#### Records for this exercise:
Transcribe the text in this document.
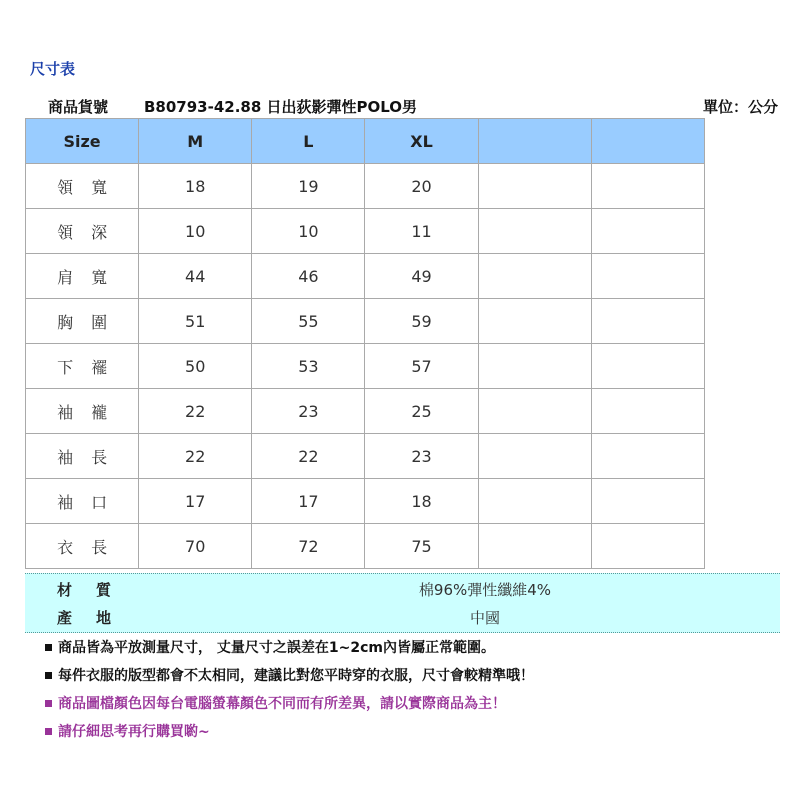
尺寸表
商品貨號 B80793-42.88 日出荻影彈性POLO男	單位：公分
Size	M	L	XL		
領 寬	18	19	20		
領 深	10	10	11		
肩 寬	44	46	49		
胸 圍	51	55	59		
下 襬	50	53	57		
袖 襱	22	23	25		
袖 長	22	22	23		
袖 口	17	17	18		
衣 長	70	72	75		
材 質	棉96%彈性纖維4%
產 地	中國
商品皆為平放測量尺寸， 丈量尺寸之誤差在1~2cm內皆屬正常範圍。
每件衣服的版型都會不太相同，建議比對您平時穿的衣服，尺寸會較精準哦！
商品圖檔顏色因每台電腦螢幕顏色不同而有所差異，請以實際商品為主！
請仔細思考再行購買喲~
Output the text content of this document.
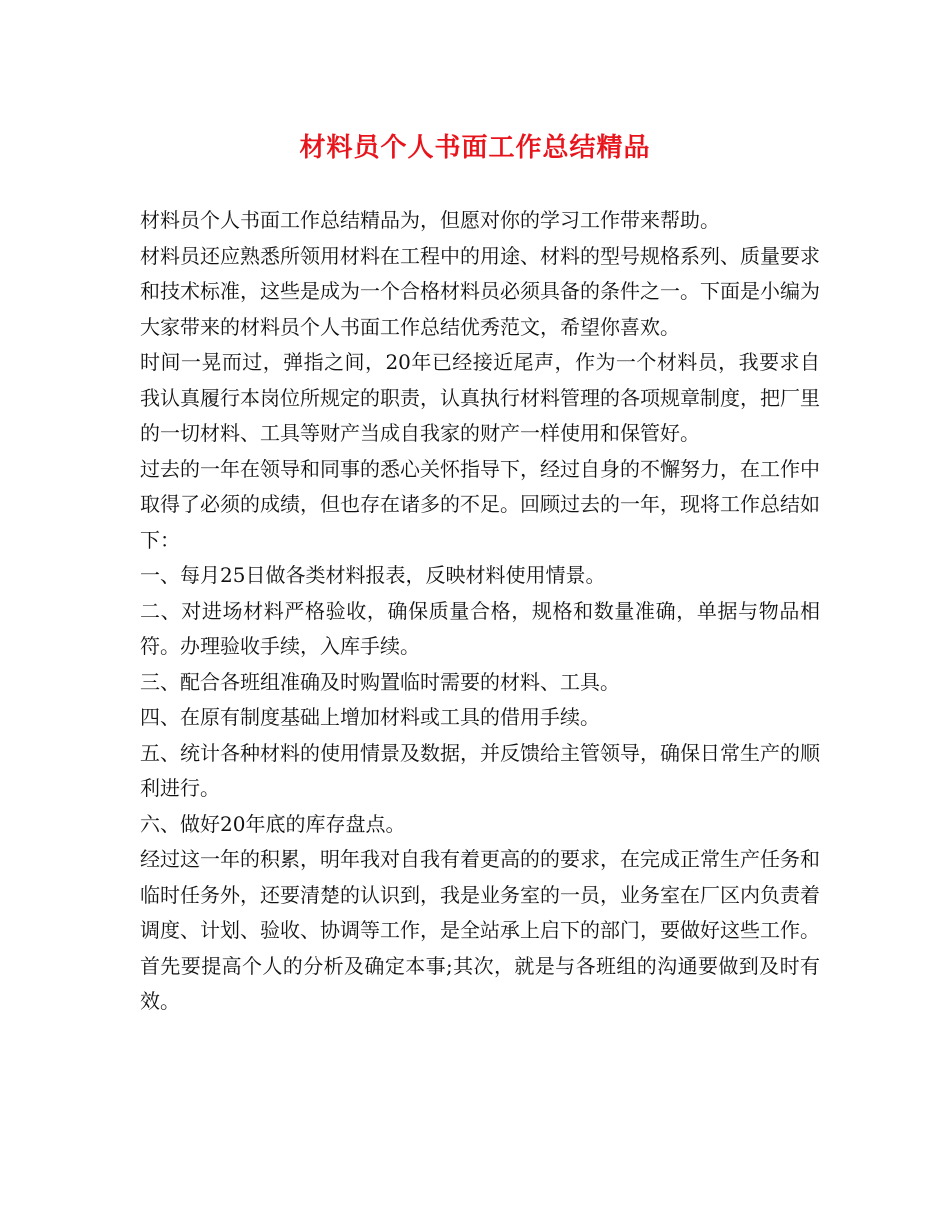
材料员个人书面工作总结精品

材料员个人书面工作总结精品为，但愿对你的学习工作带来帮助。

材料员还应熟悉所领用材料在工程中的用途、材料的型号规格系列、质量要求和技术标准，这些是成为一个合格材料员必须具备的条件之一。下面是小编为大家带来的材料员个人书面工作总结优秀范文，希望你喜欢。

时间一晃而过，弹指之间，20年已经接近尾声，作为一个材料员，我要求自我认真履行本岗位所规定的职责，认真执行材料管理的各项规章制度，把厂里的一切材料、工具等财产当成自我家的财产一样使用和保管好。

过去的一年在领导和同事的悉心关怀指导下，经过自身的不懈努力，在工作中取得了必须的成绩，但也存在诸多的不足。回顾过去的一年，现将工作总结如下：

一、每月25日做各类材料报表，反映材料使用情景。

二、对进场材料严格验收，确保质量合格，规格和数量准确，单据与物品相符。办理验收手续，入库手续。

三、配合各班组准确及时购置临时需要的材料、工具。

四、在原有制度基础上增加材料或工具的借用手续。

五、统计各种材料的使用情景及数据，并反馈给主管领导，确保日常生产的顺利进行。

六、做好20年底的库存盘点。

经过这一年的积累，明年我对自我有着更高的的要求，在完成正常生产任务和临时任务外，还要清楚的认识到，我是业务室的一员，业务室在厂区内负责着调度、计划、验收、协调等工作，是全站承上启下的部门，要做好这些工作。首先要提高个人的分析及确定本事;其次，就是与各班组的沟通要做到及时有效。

#### Request:
Each line of the data should be quoted exactly, with pictures left out.

#### Response to this exercise:
Transcribe the text in this document.
尺寸表
商品貨號 B80793-42.88 日出荻影彈性POLO男	單位：公分
Size	M	L	XL		
領 寬	18	19	20		
領 深	10	10	11		
肩 寬	44	46	49		
胸 圍	51	55	59		
下 襬	50	53	57		
袖 襱	22	23	25		
袖 長	22	22	23		
袖 口	17	17	18		
衣 長	70	72	75		
材 質	棉96%彈性纖維4%
產 地	中國
商品皆為平放測量尺寸， 丈量尺寸之誤差在1~2cm內皆屬正常範圍。
每件衣服的版型都會不太相同，建議比對您平時穿的衣服，尺寸會較精準哦！
商品圖檔顏色因每台電腦螢幕顏色不同而有所差異，請以實際商品為主！
請仔細思考再行購買喲~
Output the text content of this document.
材料员个人书面工作总结精品

材料员个人书面工作总结精品为，但愿对你的学习工作带来帮助。

材料员还应熟悉所领用材料在工程中的用途、材料的型号规格系列、质量要求和技术标准，这些是成为一个合格材料员必须具备的条件之一。下面是小编为大家带来的材料员个人书面工作总结优秀范文，希望你喜欢。

时间一晃而过，弹指之间，20年已经接近尾声，作为一个材料员，我要求自我认真履行本岗位所规定的职责，认真执行材料管理的各项规章制度，把厂里的一切材料、工具等财产当成自我家的财产一样使用和保管好。

过去的一年在领导和同事的悉心关怀指导下，经过自身的不懈努力，在工作中取得了必须的成绩，但也存在诸多的不足。回顾过去的一年，现将工作总结如下：

一、每月25日做各类材料报表，反映材料使用情景。

二、对进场材料严格验收，确保质量合格，规格和数量准确，单据与物品相符。办理验收手续，入库手续。

三、配合各班组准确及时购置临时需要的材料、工具。

四、在原有制度基础上增加材料或工具的借用手续。

五、统计各种材料的使用情景及数据，并反馈给主管领导，确保日常生产的顺利进行。

六、做好20年底的库存盘点。

经过这一年的积累，明年我对自我有着更高的的要求，在完成正常生产任务和临时任务外，还要清楚的认识到，我是业务室的一员，业务室在厂区内负责着调度、计划、验收、协调等工作，是全站承上启下的部门，要做好这些工作。首先要提高个人的分析及确定本事;其次，就是与各班组的沟通要做到及时有效。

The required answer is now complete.